Records from a data collection
|---|

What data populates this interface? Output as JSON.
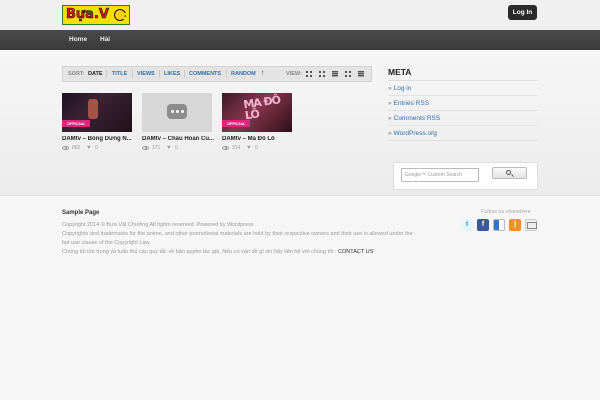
{
  "header": {
    "logo_text": "Bựa.V",
    "login_label": "Log In"
  },
  "nav": {
    "items": [
      {
        "label": "Home"
      },
      {
        "label": "Hài"
      }
    ]
  },
  "sortbar": {
    "sort_label": "SORT:",
    "options": [
      "DATE",
      "TITLE",
      "VIEWS",
      "LIKES",
      "COMMENTS",
      "RANDOM"
    ],
    "active": "DATE",
    "view_label": "VIEW:"
  },
  "videos": [
    {
      "title": "DAMtv – Bống Dưng N...",
      "views": "862",
      "likes": "0",
      "badge": "OFFICIAL"
    },
    {
      "title": "DAMtv – Chấu Hoan Cu...",
      "views": "171",
      "likes": "0",
      "badge": ""
    },
    {
      "title": "DAMtv – Ma Đô Lô",
      "views": "314",
      "likes": "0",
      "badge": "OFFICIAL",
      "art": "MA ĐÔ LÔ"
    }
  ],
  "sidebar": {
    "title": "META",
    "items": [
      "Log in",
      "Entries RSS",
      "Comments RSS",
      "WordPress.org"
    ],
    "search_placeholder": "Google™ Custom Search"
  },
  "footer": {
    "sample_page": "Sample Page",
    "copyright": "Copyright 2014 © Bựa Vãi Chưởng All rights reserved. Powered by Wordpress",
    "trademark_1": "Copyrights and trademarks for the anime, and other promotional materials are held by their respective owners and their use is allowed under the",
    "trademark_2": "fair use clause of the Copyright Law.",
    "vi_note": "Chúng tôi tôn trọng và tuân thủ các quy tắc về bản quyền tác giả. Nếu có vấn đề gì xin hãy liên hệ với chúng tôi : ",
    "contact": "CONTACT US",
    "follow": "Follow us elsewhere"
  },
  "social": {
    "twitter": "t",
    "facebook": "f",
    "rss": ")"
  },
  "colors": {
    "accent": "#2f6fa5",
    "navbar": "#404040",
    "badge": "#e0267c"
  }
}
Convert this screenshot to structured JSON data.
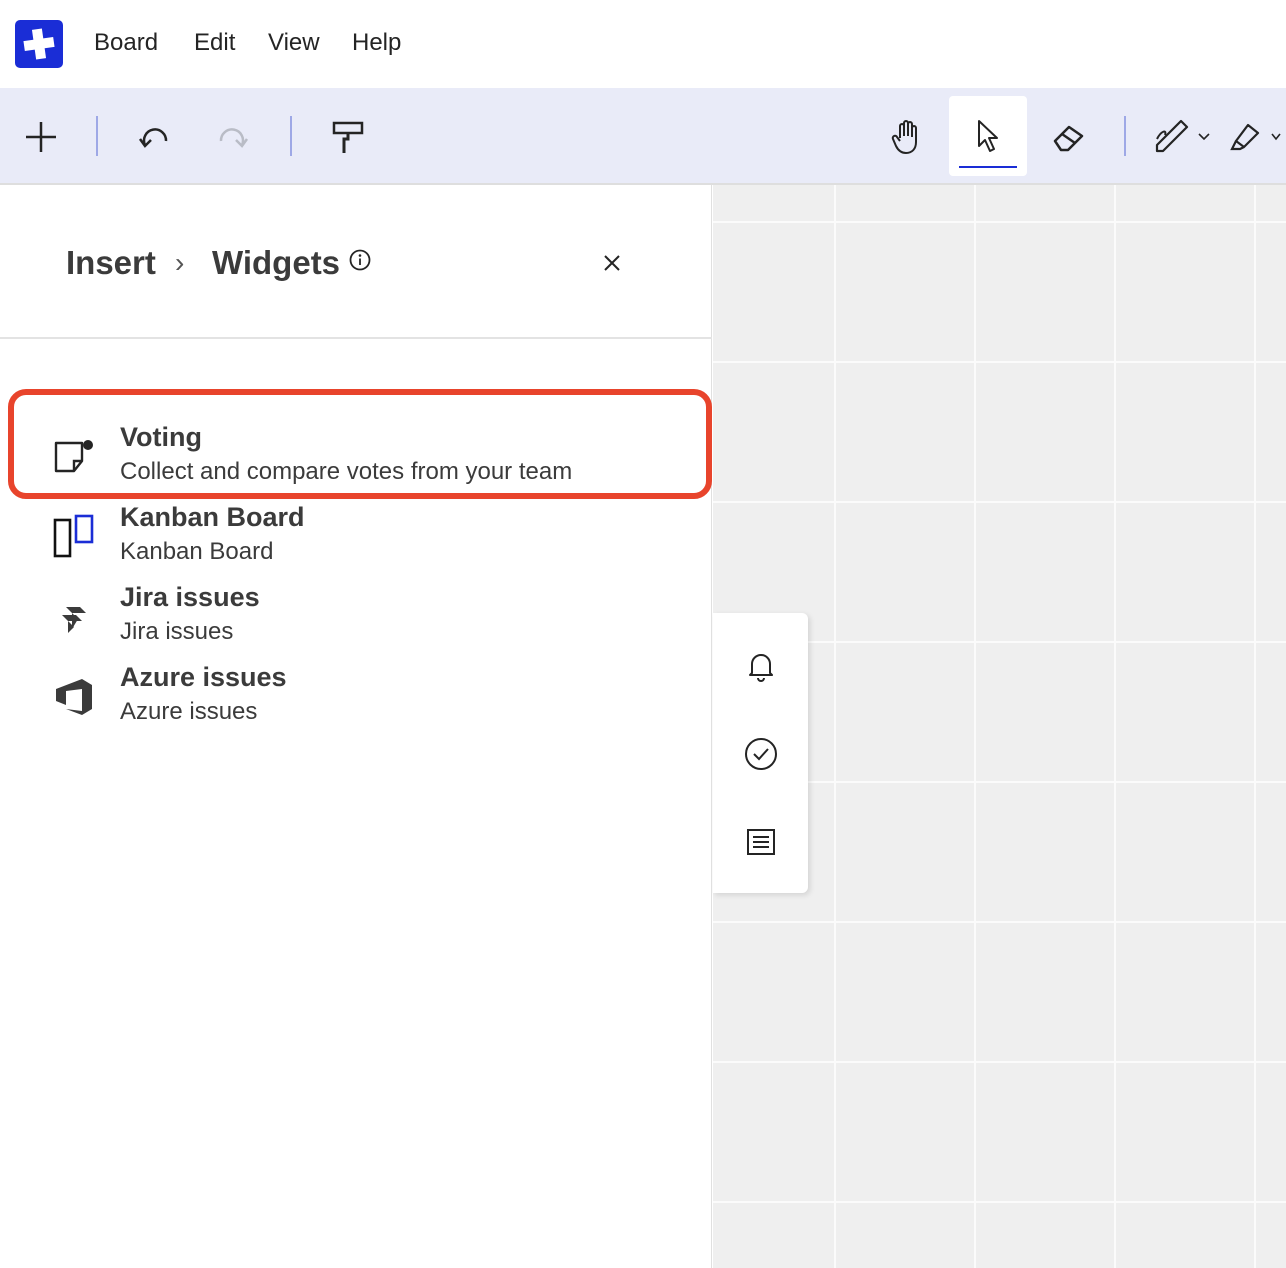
{
  "menubar": {
    "logo_icon": "plus-logo-icon",
    "items": [
      "Board",
      "Edit",
      "View",
      "Help"
    ]
  },
  "toolbar": {
    "left": [
      "add-icon",
      "undo-icon",
      "redo-icon",
      "format-painter-icon"
    ],
    "right": [
      "hand-icon",
      "pointer-icon",
      "eraser-icon",
      "pen-icon",
      "highlighter-icon"
    ],
    "active_tool": "pointer-icon"
  },
  "panel": {
    "breadcrumb_root": "Insert",
    "breadcrumb_sep": "›",
    "breadcrumb_current": "Widgets",
    "widgets": [
      {
        "title": "Voting",
        "description": "Collect and compare votes from your team",
        "icon": "voting-icon"
      },
      {
        "title": "Kanban Board",
        "description": "Kanban Board",
        "icon": "kanban-icon"
      },
      {
        "title": "Jira issues",
        "description": "Jira issues",
        "icon": "jira-icon"
      },
      {
        "title": "Azure issues",
        "description": "Azure issues",
        "icon": "azure-devops-icon"
      }
    ],
    "highlight_color": "#e8442c"
  },
  "side_rail": {
    "items": [
      "bell-icon",
      "check-circle-icon",
      "notes-list-icon"
    ]
  },
  "colors": {
    "brand": "#1a2dd6",
    "toolbar_bg": "#e9ebf8",
    "canvas_bg": "#efefef"
  }
}
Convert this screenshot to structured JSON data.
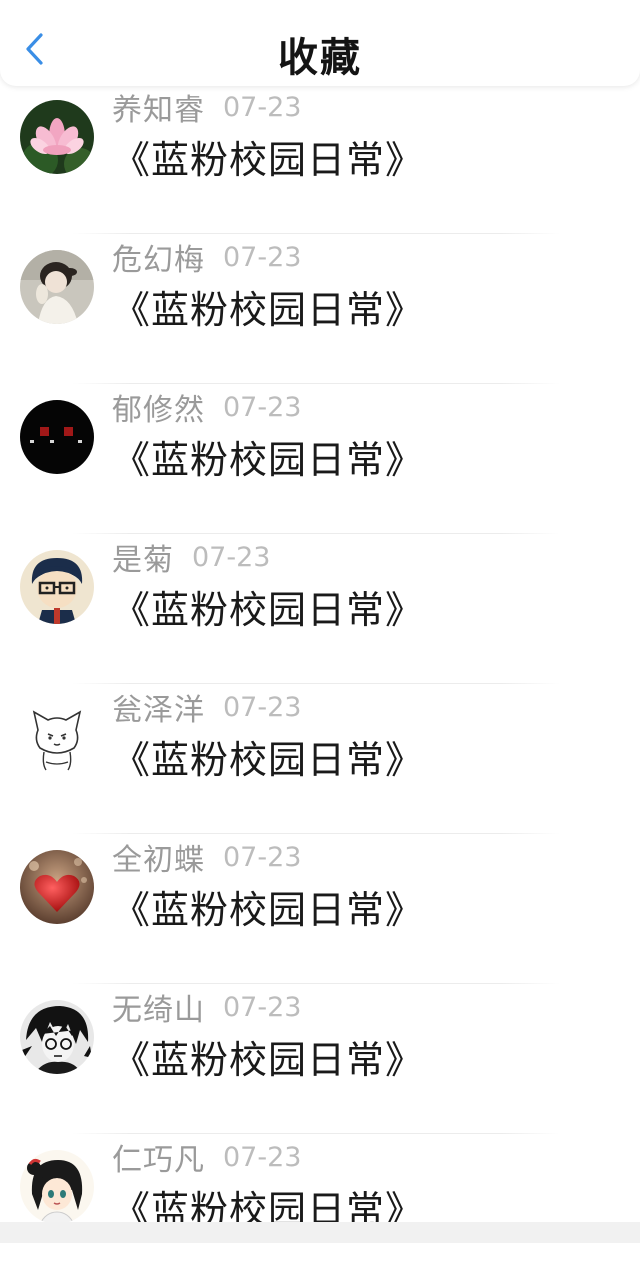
{
  "header": {
    "title": "收藏",
    "back_icon": "chevron-left-icon",
    "accent_color": "#3a8ee6"
  },
  "favorites": [
    {
      "author": "养知睿",
      "date": "07-23",
      "title": "《蓝粉校园日常》",
      "avatar": "lotus-avatar"
    },
    {
      "author": "危幻梅",
      "date": "07-23",
      "title": "《蓝粉校园日常》",
      "avatar": "girl-photo-avatar"
    },
    {
      "author": "郁修然",
      "date": "07-23",
      "title": "《蓝粉校园日常》",
      "avatar": "black-text-avatar"
    },
    {
      "author": "是菊",
      "date": "07-23",
      "title": "《蓝粉校园日常》",
      "avatar": "glasses-boy-avatar"
    },
    {
      "author": "瓮泽洋",
      "date": "07-23",
      "title": "《蓝粉校园日常》",
      "avatar": "cat-sketch-avatar"
    },
    {
      "author": "全初蝶",
      "date": "07-23",
      "title": "《蓝粉校园日常》",
      "avatar": "red-heart-avatar"
    },
    {
      "author": "无绮山",
      "date": "07-23",
      "title": "《蓝粉校园日常》",
      "avatar": "anime-boy-avatar"
    },
    {
      "author": "仁巧凡",
      "date": "07-23",
      "title": "《蓝粉校园日常》",
      "avatar": "anime-girl-avatar"
    }
  ]
}
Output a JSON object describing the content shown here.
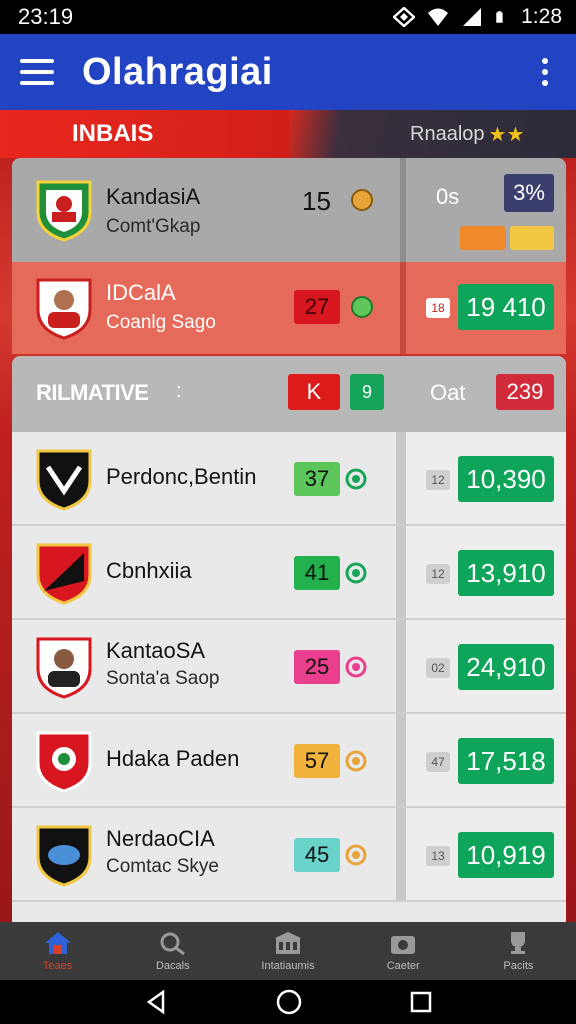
{
  "status_bar": {
    "time_left": "23:19",
    "time_right": "1:28"
  },
  "app_bar": {
    "title": "Olahragiai"
  },
  "banner": {
    "left_text": "INBAIS",
    "right_text": "Rnaalop"
  },
  "top_rows": [
    {
      "name": "KandasiA",
      "sub": "Comt'Gkap",
      "score": "15",
      "chip": "0s",
      "value": "3%",
      "style": "grey"
    },
    {
      "name": "IDCalA",
      "sub": "Coanlg Sago",
      "score": "27",
      "chip": "18",
      "value": "19 410",
      "style": "red"
    }
  ],
  "section": {
    "title": "RILMATIVE",
    "colon": ":",
    "k_label": "K",
    "g_label": "9",
    "oat_label": "Oat",
    "value": "239"
  },
  "list": [
    {
      "name": "Perdonc,Bentin",
      "sub": "",
      "score": "37",
      "score_color": "#5cc65a",
      "icon_color": "#19a558",
      "chip": "12",
      "value": "10,390"
    },
    {
      "name": "Cbnhxiia",
      "sub": "",
      "score": "41",
      "score_color": "#22b14c",
      "icon_color": "#19a558",
      "chip": "12",
      "value": "13,910"
    },
    {
      "name": "KantaoSA",
      "sub": "Sonta'a Saop",
      "score": "25",
      "score_color": "#ea3f8c",
      "icon_color": "#ea3f8c",
      "chip": "02",
      "value": "24,910"
    },
    {
      "name": "Hdaka Paden",
      "sub": "",
      "score": "57",
      "score_color": "#f2b33d",
      "icon_color": "#e6a43a",
      "chip": "47",
      "value": "17,518"
    },
    {
      "name": "NerdaoCIA",
      "sub": "Comtac Skye",
      "score": "45",
      "score_color": "#6ad3c9",
      "icon_color": "#e6a43a",
      "chip": "13",
      "value": "10,919"
    }
  ],
  "bottom_nav": [
    {
      "label": "Teaes",
      "icon": "home-icon"
    },
    {
      "label": "Dacals",
      "icon": "whistle-icon"
    },
    {
      "label": "Intatiaumis",
      "icon": "stadium-icon"
    },
    {
      "label": "Caeter",
      "icon": "camera-icon"
    },
    {
      "label": "Pacits",
      "icon": "trophy-icon"
    }
  ]
}
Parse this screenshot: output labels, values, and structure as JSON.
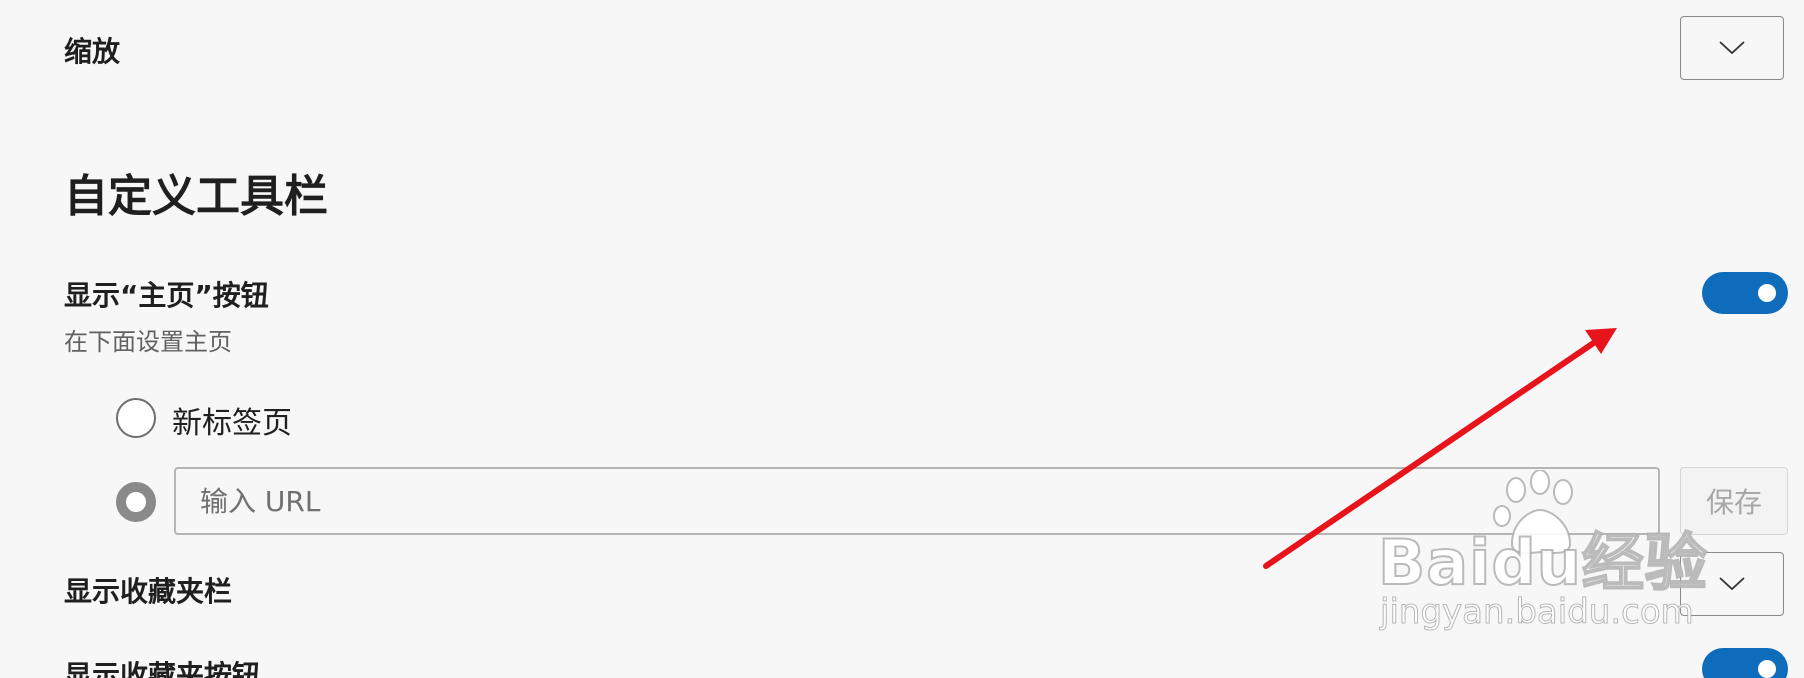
{
  "zoom": {
    "label": "缩放",
    "dropdown_icon": "chevron-down-icon"
  },
  "toolbar_section": {
    "title": "自定义工具栏"
  },
  "home_button": {
    "label": "显示“主页”按钮",
    "description": "在下面设置主页",
    "toggle_on": true,
    "options": {
      "new_tab_label": "新标签页",
      "new_tab_selected": false,
      "url_selected": true,
      "url_placeholder": "输入 URL",
      "url_value": "",
      "save_label": "保存"
    }
  },
  "favorites_bar": {
    "label": "显示收藏夹栏",
    "dropdown_icon": "chevron-down-icon"
  },
  "favorites_button": {
    "label": "显示收藏夹按钮",
    "toggle_on": true
  },
  "watermark": {
    "brand": "Baidu经验",
    "url": "jingyan.baidu.com"
  },
  "colors": {
    "accent": "#0f6cbd",
    "annotation_arrow": "#e8141b",
    "background": "#f7f7f7"
  }
}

|---|

• [REQUIREMENT]: Pictures don't belong in the copy. Transcribe every record exactly as it appears.

• [PROBLEM SOLUTION]:
What data populates this interface? Output as JSON.
{
  "header": {
    "logo_text": "Bựa.V",
    "login_label": "Log In"
  },
  "nav": {
    "items": [
      {
        "label": "Home"
      },
      {
        "label": "Hài"
      }
    ]
  },
  "sortbar": {
    "sort_label": "SORT:",
    "options": [
      "DATE",
      "TITLE",
      "VIEWS",
      "LIKES",
      "COMMENTS",
      "RANDOM"
    ],
    "active": "DATE",
    "view_label": "VIEW:"
  },
  "videos": [
    {
      "title": "DAMtv – Bống Dưng N...",
      "views": "862",
      "likes": "0",
      "badge": "OFFICIAL"
    },
    {
      "title": "DAMtv – Chấu Hoan Cu...",
      "views": "171",
      "likes": "0",
      "badge": ""
    },
    {
      "title": "DAMtv – Ma Đô Lô",
      "views": "314",
      "likes": "0",
      "badge": "OFFICIAL",
      "art": "MA ĐÔ LÔ"
    }
  ],
  "sidebar": {
    "title": "META",
    "items": [
      "Log in",
      "Entries RSS",
      "Comments RSS",
      "WordPress.org"
    ],
    "search_placeholder": "Google™ Custom Search"
  },
  "footer": {
    "sample_page": "Sample Page",
    "copyright": "Copyright 2014 © Bựa Vãi Chưởng All rights reserved. Powered by Wordpress",
    "trademark_1": "Copyrights and trademarks for the anime, and other promotional materials are held by their respective owners and their use is allowed under the",
    "trademark_2": "fair use clause of the Copyright Law.",
    "vi_note": "Chúng tôi tôn trọng và tuân thủ các quy tắc về bản quyền tác giả. Nếu có vấn đề gì xin hãy liên hệ với chúng tôi : ",
    "contact": "CONTACT US",
    "follow": "Follow us elsewhere"
  },
  "social": {
    "twitter": "t",
    "facebook": "f",
    "rss": ")"
  },
  "colors": {
    "accent": "#2f6fa5",
    "navbar": "#404040",
    "badge": "#e0267c"
  }
}
Convert this screenshot to structured JSON data.
{
  "menubar": {
    "logo_icon": "plus-logo-icon",
    "items": [
      "Board",
      "Edit",
      "View",
      "Help"
    ]
  },
  "toolbar": {
    "left": [
      "add-icon",
      "undo-icon",
      "redo-icon",
      "format-painter-icon"
    ],
    "right": [
      "hand-icon",
      "pointer-icon",
      "eraser-icon",
      "pen-icon",
      "highlighter-icon"
    ],
    "active_tool": "pointer-icon"
  },
  "panel": {
    "breadcrumb_root": "Insert",
    "breadcrumb_sep": "›",
    "breadcrumb_current": "Widgets",
    "widgets": [
      {
        "title": "Voting",
        "description": "Collect and compare votes from your team",
        "icon": "voting-icon"
      },
      {
        "title": "Kanban Board",
        "description": "Kanban Board",
        "icon": "kanban-icon"
      },
      {
        "title": "Jira issues",
        "description": "Jira issues",
        "icon": "jira-icon"
      },
      {
        "title": "Azure issues",
        "description": "Azure issues",
        "icon": "azure-devops-icon"
      }
    ],
    "highlight_color": "#e8442c"
  },
  "side_rail": {
    "items": [
      "bell-icon",
      "check-circle-icon",
      "notes-list-icon"
    ]
  },
  "colors": {
    "brand": "#1a2dd6",
    "toolbar_bg": "#e9ebf8",
    "canvas_bg": "#efefef"
  }
}
Convert this screenshot to structured JSON data.
{
  "header": {
    "title": "收藏",
    "back_icon": "chevron-left-icon",
    "accent_color": "#3a8ee6"
  },
  "favorites": [
    {
      "author": "养知睿",
      "date": "07-23",
      "title": "《蓝粉校园日常》",
      "avatar": "lotus-avatar"
    },
    {
      "author": "危幻梅",
      "date": "07-23",
      "title": "《蓝粉校园日常》",
      "avatar": "girl-photo-avatar"
    },
    {
      "author": "郁修然",
      "date": "07-23",
      "title": "《蓝粉校园日常》",
      "avatar": "black-text-avatar"
    },
    {
      "author": "是菊",
      "date": "07-23",
      "title": "《蓝粉校园日常》",
      "avatar": "glasses-boy-avatar"
    },
    {
      "author": "瓮泽洋",
      "date": "07-23",
      "title": "《蓝粉校园日常》",
      "avatar": "cat-sketch-avatar"
    },
    {
      "author": "全初蝶",
      "date": "07-23",
      "title": "《蓝粉校园日常》",
      "avatar": "red-heart-avatar"
    },
    {
      "author": "无绮山",
      "date": "07-23",
      "title": "《蓝粉校园日常》",
      "avatar": "anime-boy-avatar"
    },
    {
      "author": "仁巧凡",
      "date": "07-23",
      "title": "《蓝粉校园日常》",
      "avatar": "anime-girl-avatar"
    }
  ]
}
Output a JSON object describing the content shown here.
{
  "status_bar": {
    "time_left": "23:19",
    "time_right": "1:28"
  },
  "app_bar": {
    "title": "Olahragiai"
  },
  "banner": {
    "left_text": "INBAIS",
    "right_text": "Rnaalop"
  },
  "top_rows": [
    {
      "name": "KandasiA",
      "sub": "Comt'Gkap",
      "score": "15",
      "chip": "0s",
      "value": "3%",
      "style": "grey"
    },
    {
      "name": "IDCalA",
      "sub": "Coanlg Sago",
      "score": "27",
      "chip": "18",
      "value": "19 410",
      "style": "red"
    }
  ],
  "section": {
    "title": "RILMATIVE",
    "colon": ":",
    "k_label": "K",
    "g_label": "9",
    "oat_label": "Oat",
    "value": "239"
  },
  "list": [
    {
      "name": "Perdonc,Bentin",
      "sub": "",
      "score": "37",
      "score_color": "#5cc65a",
      "icon_color": "#19a558",
      "chip": "12",
      "value": "10,390"
    },
    {
      "name": "Cbnhxiia",
      "sub": "",
      "score": "41",
      "score_color": "#22b14c",
      "icon_color": "#19a558",
      "chip": "12",
      "value": "13,910"
    },
    {
      "name": "KantaoSA",
      "sub": "Sonta'a Saop",
      "score": "25",
      "score_color": "#ea3f8c",
      "icon_color": "#ea3f8c",
      "chip": "02",
      "value": "24,910"
    },
    {
      "name": "Hdaka Paden",
      "sub": "",
      "score": "57",
      "score_color": "#f2b33d",
      "icon_color": "#e6a43a",
      "chip": "47",
      "value": "17,518"
    },
    {
      "name": "NerdaoCIA",
      "sub": "Comtac Skye",
      "score": "45",
      "score_color": "#6ad3c9",
      "icon_color": "#e6a43a",
      "chip": "13",
      "value": "10,919"
    }
  ],
  "bottom_nav": [
    {
      "label": "Teaes",
      "icon": "home-icon"
    },
    {
      "label": "Dacals",
      "icon": "whistle-icon"
    },
    {
      "label": "Intatiaumis",
      "icon": "stadium-icon"
    },
    {
      "label": "Caeter",
      "icon": "camera-icon"
    },
    {
      "label": "Pacits",
      "icon": "trophy-icon"
    }
  ]
}
Parse this screenshot: output labels, values, and structure as JSON.
{
  "zoom": {
    "label": "缩放",
    "dropdown_icon": "chevron-down-icon"
  },
  "toolbar_section": {
    "title": "自定义工具栏"
  },
  "home_button": {
    "label": "显示“主页”按钮",
    "description": "在下面设置主页",
    "toggle_on": true,
    "options": {
      "new_tab_label": "新标签页",
      "new_tab_selected": false,
      "url_selected": true,
      "url_placeholder": "输入 URL",
      "url_value": "",
      "save_label": "保存"
    }
  },
  "favorites_bar": {
    "label": "显示收藏夹栏",
    "dropdown_icon": "chevron-down-icon"
  },
  "favorites_button": {
    "label": "显示收藏夹按钮",
    "toggle_on": true
  },
  "watermark": {
    "brand": "Baidu经验",
    "url": "jingyan.baidu.com"
  },
  "colors": {
    "accent": "#0f6cbd",
    "annotation_arrow": "#e8141b",
    "background": "#f7f7f7"
  }
}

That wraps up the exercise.